_Exercise task_. Find the lines of data that contain the string "color", then list them.
* BEGIN Provided data *
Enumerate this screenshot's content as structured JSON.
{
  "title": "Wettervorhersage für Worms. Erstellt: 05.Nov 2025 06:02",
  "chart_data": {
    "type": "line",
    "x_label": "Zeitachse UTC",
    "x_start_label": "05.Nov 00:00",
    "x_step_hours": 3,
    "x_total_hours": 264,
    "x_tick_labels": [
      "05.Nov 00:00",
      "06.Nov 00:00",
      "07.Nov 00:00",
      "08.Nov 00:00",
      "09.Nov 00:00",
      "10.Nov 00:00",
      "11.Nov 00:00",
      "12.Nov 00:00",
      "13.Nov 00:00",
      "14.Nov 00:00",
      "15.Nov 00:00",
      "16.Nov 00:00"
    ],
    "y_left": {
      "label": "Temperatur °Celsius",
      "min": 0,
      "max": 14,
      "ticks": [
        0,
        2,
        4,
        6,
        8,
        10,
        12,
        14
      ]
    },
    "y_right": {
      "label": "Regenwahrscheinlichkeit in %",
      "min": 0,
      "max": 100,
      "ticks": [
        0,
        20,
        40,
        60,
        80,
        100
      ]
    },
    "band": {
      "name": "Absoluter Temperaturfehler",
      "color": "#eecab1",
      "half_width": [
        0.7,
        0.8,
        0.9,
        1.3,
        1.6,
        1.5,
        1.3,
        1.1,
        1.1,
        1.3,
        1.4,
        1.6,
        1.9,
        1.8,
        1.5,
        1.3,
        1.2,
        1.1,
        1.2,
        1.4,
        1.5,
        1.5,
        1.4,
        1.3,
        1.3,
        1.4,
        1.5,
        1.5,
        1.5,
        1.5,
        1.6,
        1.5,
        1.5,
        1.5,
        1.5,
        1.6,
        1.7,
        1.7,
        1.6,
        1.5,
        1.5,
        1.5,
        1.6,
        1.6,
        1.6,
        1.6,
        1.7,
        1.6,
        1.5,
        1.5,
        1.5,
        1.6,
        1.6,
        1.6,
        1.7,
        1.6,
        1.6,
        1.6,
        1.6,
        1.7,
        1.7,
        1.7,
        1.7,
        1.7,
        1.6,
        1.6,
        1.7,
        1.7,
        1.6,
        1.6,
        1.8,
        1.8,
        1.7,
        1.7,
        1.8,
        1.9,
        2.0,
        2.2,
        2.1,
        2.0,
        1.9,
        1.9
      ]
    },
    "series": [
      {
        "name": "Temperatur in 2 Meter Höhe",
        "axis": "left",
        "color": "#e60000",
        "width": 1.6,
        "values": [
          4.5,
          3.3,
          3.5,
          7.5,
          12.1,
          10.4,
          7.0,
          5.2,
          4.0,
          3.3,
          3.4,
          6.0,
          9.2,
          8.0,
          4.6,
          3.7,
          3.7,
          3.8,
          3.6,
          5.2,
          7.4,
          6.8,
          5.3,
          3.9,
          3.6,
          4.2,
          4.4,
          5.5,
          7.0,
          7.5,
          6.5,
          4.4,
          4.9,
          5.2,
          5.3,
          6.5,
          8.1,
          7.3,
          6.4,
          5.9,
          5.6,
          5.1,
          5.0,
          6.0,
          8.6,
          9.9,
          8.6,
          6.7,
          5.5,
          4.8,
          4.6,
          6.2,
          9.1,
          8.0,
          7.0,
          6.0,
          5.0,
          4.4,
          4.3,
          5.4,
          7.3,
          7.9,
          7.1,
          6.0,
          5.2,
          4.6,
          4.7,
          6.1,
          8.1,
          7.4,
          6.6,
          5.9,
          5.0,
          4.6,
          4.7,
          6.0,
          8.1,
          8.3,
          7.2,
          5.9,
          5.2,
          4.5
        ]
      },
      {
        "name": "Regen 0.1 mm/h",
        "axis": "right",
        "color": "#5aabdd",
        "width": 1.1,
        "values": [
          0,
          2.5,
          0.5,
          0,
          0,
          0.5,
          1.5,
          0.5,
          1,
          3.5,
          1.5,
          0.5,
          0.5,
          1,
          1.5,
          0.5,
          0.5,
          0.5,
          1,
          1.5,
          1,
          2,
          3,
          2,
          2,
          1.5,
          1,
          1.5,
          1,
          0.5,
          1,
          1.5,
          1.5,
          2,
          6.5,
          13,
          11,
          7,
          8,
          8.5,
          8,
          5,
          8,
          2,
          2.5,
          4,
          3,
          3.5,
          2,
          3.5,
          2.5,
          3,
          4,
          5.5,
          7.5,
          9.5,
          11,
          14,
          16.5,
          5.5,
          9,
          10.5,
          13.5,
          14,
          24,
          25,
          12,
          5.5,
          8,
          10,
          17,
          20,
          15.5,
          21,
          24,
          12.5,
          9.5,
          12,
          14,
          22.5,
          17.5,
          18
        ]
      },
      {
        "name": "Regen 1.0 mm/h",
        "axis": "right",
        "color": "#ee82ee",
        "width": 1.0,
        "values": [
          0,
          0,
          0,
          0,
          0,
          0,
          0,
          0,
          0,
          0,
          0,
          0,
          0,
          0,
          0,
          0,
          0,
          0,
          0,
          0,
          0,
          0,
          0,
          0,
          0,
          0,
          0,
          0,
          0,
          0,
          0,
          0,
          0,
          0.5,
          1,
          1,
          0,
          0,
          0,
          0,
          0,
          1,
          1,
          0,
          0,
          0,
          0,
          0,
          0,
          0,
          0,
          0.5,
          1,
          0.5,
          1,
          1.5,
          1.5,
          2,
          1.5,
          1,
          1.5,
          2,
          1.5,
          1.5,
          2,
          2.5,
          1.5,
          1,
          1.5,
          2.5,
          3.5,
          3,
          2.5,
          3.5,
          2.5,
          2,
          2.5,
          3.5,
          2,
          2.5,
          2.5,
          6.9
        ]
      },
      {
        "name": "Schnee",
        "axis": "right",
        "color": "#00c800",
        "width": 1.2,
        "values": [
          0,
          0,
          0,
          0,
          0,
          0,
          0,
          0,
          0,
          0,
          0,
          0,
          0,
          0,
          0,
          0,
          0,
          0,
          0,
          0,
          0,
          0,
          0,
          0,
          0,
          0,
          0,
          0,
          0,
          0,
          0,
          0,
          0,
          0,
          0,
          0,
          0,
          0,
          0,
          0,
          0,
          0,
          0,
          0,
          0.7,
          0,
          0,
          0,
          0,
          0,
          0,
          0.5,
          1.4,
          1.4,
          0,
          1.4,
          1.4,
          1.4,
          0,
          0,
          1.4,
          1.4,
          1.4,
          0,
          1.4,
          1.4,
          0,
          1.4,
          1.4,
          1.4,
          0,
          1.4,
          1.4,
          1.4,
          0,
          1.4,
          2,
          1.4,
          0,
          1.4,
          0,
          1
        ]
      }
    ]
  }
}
* END Provided data *
_Completed exercise_.
      "color": "#eecab1",
        "color": "#e60000",
        "color": "#5aabdd",
        "color": "#ee82ee",
        "color": "#00c800",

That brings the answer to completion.